● **Job**: Below are records. Transcribe exactly the lines from the one that contains "Serialize everything readable" through the last line, leaving any pictures out.

● **Supplied records**:
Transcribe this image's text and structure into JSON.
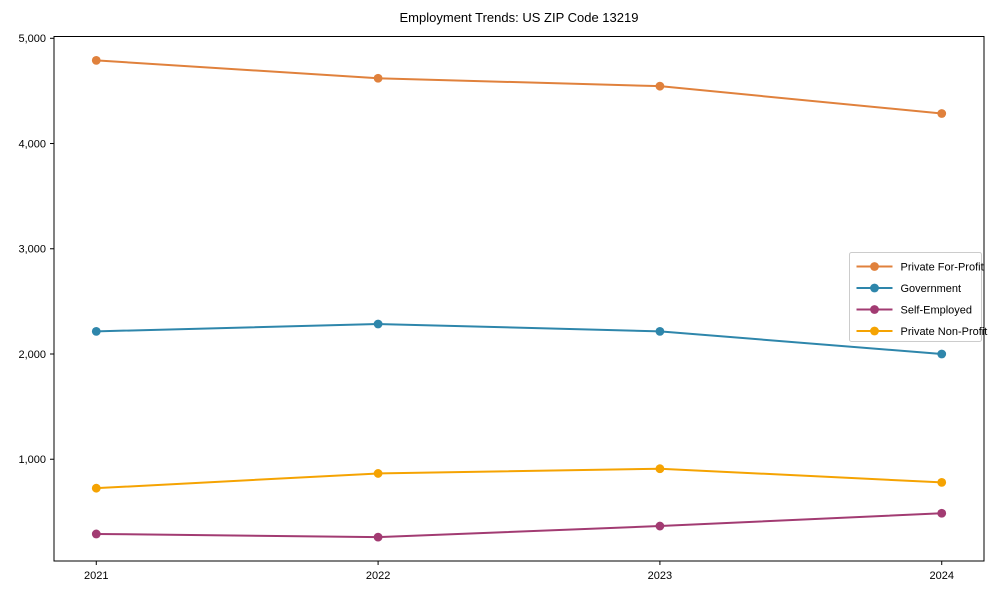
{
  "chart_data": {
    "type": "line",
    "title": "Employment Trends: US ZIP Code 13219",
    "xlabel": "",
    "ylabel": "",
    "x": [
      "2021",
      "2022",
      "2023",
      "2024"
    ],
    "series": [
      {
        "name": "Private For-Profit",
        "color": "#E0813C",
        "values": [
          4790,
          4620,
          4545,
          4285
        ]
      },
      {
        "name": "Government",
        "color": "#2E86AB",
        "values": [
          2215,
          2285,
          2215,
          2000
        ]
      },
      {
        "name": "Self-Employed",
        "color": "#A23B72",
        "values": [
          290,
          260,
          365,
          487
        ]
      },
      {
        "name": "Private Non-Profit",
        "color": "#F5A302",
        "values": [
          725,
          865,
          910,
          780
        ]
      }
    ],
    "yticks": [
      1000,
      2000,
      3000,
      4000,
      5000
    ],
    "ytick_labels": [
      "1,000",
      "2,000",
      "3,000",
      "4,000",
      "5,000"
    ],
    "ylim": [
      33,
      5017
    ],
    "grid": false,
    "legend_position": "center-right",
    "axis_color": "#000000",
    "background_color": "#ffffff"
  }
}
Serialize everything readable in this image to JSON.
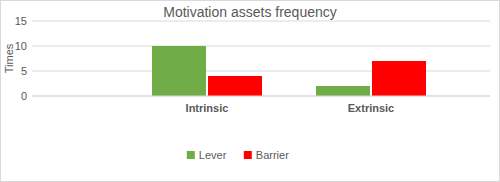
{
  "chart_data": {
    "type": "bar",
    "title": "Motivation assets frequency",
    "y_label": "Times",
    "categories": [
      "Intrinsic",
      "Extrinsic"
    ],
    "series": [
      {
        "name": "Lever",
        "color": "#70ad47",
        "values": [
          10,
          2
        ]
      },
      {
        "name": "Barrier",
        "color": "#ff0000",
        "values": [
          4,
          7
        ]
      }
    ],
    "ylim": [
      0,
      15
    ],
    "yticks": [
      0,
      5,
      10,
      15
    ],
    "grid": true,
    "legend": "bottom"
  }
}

● **Problem solution**:
Serialize everything readable in this image to JSON.
{
  "chart_data": {
    "type": "bar",
    "title": "Motivation assets frequency",
    "y_label": "Times",
    "categories": [
      "Intrinsic",
      "Extrinsic"
    ],
    "series": [
      {
        "name": "Lever",
        "color": "#70ad47",
        "values": [
          10,
          2
        ]
      },
      {
        "name": "Barrier",
        "color": "#ff0000",
        "values": [
          4,
          7
        ]
      }
    ],
    "ylim": [
      0,
      15
    ],
    "yticks": [
      0,
      5,
      10,
      15
    ],
    "grid": true,
    "legend": "bottom"
  }
}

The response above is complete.